- [PASSAGE]:
========================================

The main approach for type-directed fuzzing is to build up programs recursively 
by following the typing rules "in reverse":

1. Given a target type, choose an expression AST node that can yield a value of 
that type.
2. Use the target type to determine the types of subexpressions and generate 
those recursively.

Note that when generating an expression, we must keep track of which variables 
are in scope and with what type (let us call this the "environment," a mapping 
of variables to types). This is because `let` expressions and function 
definitions introduce new variables into the scope, which dictates when it is 
valid for variables to appear.

Base cases for the recursion:

1. If there is a variable in scope of the appropriate type, we can simply 
return the variable.
2. We can return a literal of the appropriate type. In Relay, here are the 
literals for different types:

  * Tensor types: A tensor constant
  * Tuple types: A tuple expression
  * Reference types: A `ref` expression
  * Function types: A function expression
  * ADTs (type calls): A call to a constructor of that ADT

For an example of a recursive case, let us consider the typing rule for `let` 
expressions (and for simplicity, let us assume we are not defining a recursive 
function). A `let` expression of the form `let v1 = e1; e2` has the type `T2` 
in the environment `Γ` if:

1. `e1` has some type `T1` under the environment `Γ`,
2. `e2` has the type `T2` under the environment `Γ ∪ {v1 ↦ T1}`

This means if we start with a type `T2` and choose to produce a `let` 
expression, we would have to choose a type `T1`, generate an expression `e1` of 
type `T1`, add `v1` to the scope with type `T1`, and finally generate an 
expression `e2` of type `T2` using the updated scope. 

We can ensure termination by forcing the expression generation to choose a base 
case after a certain point, e.g., by limiting AST depth. In the prototype, 
there is a "fuel" parameter that is decremented upon recursive calls and forces 
base cases once the fuel "runs out" (not a very sophisticated approach).

A note on graph bindings: Graph bindings in Relay can be treated like variable 
bindings. An expression can be reused for a graph binding as long as it 
contains only variables that are in scope and does not redefine existing 
variables (redefining an existing variable would fail Relay's wellformedness 
check; we could replace the redefined variable with a fresh one, but then this 
would no longer be a graph binding). The prototype simply keeps all generated 
subexpressions in scope (grouped by type), except those that introduce new 
variables (lets, function definitions, and anything containing a let or 
function definition), and chooses between them when inserting a graph binding.

### Handling Operators

The type checker references type relations to check operator calls. These 
relations are functions that take the call's input types and output type (which 
may be underspecified `TypeVar`s) and check that concrete types are correct or 
unify `TypeVar`s with concrete types, ultimately determining whether the 
operator accepts those types. The bulk of the logic tends to deal with tensor 
shapes. See [the type relation for bias 
addition](https://github.com/apache/tvm/blob/main/src/relay/op/nn/nn.cc#L52) 
for a simple (and fairly typical) example.

Generating operator calls differs from ordinary type checking in Relay in that 
the algorithm described in the previous section starts from the final return 
type: we know the output type of the operator call, but not the input types and 
we have not yet generated the input expressions either. This is less 
information than the type checker has. Yet, if we generate input expressions to 
the call without type checking them, it is possible that the types will be 
invalid and will mean that we wasted time generating the input expressions.

========================================

- [DATASET EXTRACT]:
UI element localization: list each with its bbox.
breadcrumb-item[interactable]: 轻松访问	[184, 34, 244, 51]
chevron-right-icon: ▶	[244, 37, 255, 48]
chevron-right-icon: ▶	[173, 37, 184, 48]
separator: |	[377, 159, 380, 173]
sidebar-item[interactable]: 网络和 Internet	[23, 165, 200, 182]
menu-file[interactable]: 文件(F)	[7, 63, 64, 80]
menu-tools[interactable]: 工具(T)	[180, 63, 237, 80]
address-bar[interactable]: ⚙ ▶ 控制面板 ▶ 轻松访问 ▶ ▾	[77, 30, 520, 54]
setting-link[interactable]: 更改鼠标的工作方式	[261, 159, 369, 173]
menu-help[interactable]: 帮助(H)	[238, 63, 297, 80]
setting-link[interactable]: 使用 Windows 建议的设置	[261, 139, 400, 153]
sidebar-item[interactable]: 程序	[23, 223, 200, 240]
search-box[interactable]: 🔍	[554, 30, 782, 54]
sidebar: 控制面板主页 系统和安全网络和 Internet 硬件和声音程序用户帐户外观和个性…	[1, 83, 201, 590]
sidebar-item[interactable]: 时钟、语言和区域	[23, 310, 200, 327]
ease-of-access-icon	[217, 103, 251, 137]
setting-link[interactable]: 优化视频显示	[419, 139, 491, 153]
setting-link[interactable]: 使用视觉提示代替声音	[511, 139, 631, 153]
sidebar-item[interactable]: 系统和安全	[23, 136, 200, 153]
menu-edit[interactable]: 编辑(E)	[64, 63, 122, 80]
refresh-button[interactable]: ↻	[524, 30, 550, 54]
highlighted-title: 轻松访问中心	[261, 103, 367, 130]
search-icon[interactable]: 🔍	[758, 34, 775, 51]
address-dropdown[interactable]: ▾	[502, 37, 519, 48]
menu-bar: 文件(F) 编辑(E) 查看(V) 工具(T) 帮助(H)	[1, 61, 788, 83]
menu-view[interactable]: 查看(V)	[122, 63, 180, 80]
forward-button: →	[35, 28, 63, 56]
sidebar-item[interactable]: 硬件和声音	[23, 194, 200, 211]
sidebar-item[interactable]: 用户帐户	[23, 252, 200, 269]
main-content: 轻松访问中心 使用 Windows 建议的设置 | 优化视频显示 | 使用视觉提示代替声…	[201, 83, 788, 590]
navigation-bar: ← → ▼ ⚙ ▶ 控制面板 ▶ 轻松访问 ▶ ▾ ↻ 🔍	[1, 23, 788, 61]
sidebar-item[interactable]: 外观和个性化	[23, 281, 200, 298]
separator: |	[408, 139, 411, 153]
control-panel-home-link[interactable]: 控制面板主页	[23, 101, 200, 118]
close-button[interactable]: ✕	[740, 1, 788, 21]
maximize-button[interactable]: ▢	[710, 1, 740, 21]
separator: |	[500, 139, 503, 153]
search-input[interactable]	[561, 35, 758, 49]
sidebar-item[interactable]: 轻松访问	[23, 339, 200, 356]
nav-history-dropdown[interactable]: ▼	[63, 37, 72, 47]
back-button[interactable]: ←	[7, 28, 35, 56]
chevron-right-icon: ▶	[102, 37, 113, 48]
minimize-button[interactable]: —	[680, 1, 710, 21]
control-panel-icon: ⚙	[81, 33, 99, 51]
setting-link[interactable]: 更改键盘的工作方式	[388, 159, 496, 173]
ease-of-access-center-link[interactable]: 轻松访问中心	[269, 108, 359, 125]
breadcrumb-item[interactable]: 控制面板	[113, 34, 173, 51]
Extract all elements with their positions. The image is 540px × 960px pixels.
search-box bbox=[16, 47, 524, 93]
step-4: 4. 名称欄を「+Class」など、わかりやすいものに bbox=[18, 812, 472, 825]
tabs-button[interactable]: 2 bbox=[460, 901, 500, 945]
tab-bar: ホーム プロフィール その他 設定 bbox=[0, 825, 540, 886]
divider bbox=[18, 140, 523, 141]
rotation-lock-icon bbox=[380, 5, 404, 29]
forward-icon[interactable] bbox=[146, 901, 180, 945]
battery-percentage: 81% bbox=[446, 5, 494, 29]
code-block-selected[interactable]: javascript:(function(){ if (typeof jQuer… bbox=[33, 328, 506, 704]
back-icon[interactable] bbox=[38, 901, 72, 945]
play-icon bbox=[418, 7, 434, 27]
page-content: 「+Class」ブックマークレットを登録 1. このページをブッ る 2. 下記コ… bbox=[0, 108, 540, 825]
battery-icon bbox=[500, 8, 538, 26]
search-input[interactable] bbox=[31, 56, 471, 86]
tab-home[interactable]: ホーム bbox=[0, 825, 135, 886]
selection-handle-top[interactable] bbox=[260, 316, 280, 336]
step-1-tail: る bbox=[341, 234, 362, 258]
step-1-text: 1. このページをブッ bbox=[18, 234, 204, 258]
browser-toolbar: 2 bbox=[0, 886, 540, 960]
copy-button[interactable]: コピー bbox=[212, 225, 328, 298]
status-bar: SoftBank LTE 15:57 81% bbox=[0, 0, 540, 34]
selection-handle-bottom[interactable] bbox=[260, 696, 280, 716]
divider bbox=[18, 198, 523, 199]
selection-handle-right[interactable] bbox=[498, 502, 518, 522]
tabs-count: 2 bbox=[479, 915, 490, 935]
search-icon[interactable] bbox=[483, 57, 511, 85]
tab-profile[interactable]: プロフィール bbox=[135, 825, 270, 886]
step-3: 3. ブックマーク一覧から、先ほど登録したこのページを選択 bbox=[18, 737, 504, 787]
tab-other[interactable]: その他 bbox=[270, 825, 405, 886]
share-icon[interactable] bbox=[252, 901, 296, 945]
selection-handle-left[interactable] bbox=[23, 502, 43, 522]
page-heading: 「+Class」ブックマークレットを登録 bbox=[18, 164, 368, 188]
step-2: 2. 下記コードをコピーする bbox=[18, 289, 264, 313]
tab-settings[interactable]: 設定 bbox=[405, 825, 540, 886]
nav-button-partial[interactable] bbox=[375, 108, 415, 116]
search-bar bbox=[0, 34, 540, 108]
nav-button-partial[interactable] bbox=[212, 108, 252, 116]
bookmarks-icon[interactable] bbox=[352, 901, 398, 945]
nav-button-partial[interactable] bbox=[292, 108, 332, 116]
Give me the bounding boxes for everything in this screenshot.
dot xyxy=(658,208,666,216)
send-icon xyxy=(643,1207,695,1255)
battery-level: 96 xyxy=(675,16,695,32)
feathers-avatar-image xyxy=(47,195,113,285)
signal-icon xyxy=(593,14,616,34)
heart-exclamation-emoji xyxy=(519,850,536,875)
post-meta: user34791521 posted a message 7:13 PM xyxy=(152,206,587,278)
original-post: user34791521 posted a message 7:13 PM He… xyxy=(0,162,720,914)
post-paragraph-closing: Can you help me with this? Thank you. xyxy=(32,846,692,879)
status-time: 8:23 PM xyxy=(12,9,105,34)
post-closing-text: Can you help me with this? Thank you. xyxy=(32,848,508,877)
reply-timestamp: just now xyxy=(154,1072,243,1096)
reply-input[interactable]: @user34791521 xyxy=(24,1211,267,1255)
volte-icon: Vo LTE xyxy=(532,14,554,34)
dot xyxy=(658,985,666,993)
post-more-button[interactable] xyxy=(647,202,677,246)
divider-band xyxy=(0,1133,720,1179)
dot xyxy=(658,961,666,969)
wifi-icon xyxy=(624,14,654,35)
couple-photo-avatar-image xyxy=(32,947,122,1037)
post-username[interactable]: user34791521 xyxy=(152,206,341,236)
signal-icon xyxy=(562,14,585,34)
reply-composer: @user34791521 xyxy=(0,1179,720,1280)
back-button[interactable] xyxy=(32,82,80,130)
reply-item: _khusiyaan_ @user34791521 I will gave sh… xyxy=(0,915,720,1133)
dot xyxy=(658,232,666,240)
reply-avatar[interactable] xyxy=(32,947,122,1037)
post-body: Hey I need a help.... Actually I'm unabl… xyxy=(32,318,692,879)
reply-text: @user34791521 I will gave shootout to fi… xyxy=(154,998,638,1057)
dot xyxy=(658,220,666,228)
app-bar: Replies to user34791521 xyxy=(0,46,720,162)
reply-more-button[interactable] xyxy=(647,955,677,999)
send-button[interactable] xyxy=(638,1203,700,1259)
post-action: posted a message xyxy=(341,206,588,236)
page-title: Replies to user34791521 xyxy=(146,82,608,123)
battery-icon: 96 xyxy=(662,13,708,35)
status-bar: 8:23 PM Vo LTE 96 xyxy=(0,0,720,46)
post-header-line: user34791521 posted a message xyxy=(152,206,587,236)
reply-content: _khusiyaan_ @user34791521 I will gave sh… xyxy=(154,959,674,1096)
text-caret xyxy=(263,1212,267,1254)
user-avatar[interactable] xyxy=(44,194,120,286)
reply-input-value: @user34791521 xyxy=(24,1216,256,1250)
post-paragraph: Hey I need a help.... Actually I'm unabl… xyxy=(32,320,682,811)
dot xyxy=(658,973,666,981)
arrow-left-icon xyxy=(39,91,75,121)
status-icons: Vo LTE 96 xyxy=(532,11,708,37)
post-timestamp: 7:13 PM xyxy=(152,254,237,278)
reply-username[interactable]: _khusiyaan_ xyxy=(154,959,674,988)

========================================

- [WORK TO COMPLETE]:
1. Copy the type-directed fuzzing passage word for word, between "Note that when" and "variables to appear.", inclusive.
2. Pick up the type-directed fuzzing passage after its final sentence and keep writing.

- [EXERCISE RESULTS]:
1.
Note that when generating an expression, we must keep track of which variables 
are in scope and with what type (let us call this the "environment," a mapping 
of variables to types). This is because `let` expressions and function 
definitions introduce new variables into the scope, which dictates when it is 
valid for variables to appear.

2.
Hence, it is important for us to solve the type relations by going backwards: 
given an output type, find input types that satisfy the relation. The main 
issue is that the relations are implemented in C++, so there is no convenient 
automatic way to derive solutions to the relations.

In my TVMCon talk, I discuss multiple approaches to generating operator calls:

1. Formalize type relations in a solver domain (e.g., constraint logic 
programming, integer linear programming) and solve for valid types -- most of 
relations are only checking constraints on tensor shapes, so this would be 
feasible, but entails manual effort and requires understanding all of the type 
relations. Additionally, it introduces a dependency on the solver.
2. Use brute force to solve type relations: This approach does not require 
manual reimplementation of the type relations (in fact, the type relation can 
be reused as-is for checking the solutions). However, brute force seems 
wasteful and will not scale well to larger tensor shapes.
3. An entirely different approach: Instead of attempting to "solve" type 
relations in the normal recursive algorithm described above, instead we can 
"sample" solutions. In particular, we could randomly choose valid argument 
types for a type relation and then use the type relation implementation to 
solve for the result type, giving us a solution to the type relation and a 
solution. We can keep these sampled solutions in a cache. If we encounter the 
return type to a solution in the cache, we can reference the solution and use 
it to generate argument expressions for the operator call. This approach relies 
on the assumption that it's easier to randomly generate valid _arguments_ to an 
operator than to work backwards from the solution to find argument types.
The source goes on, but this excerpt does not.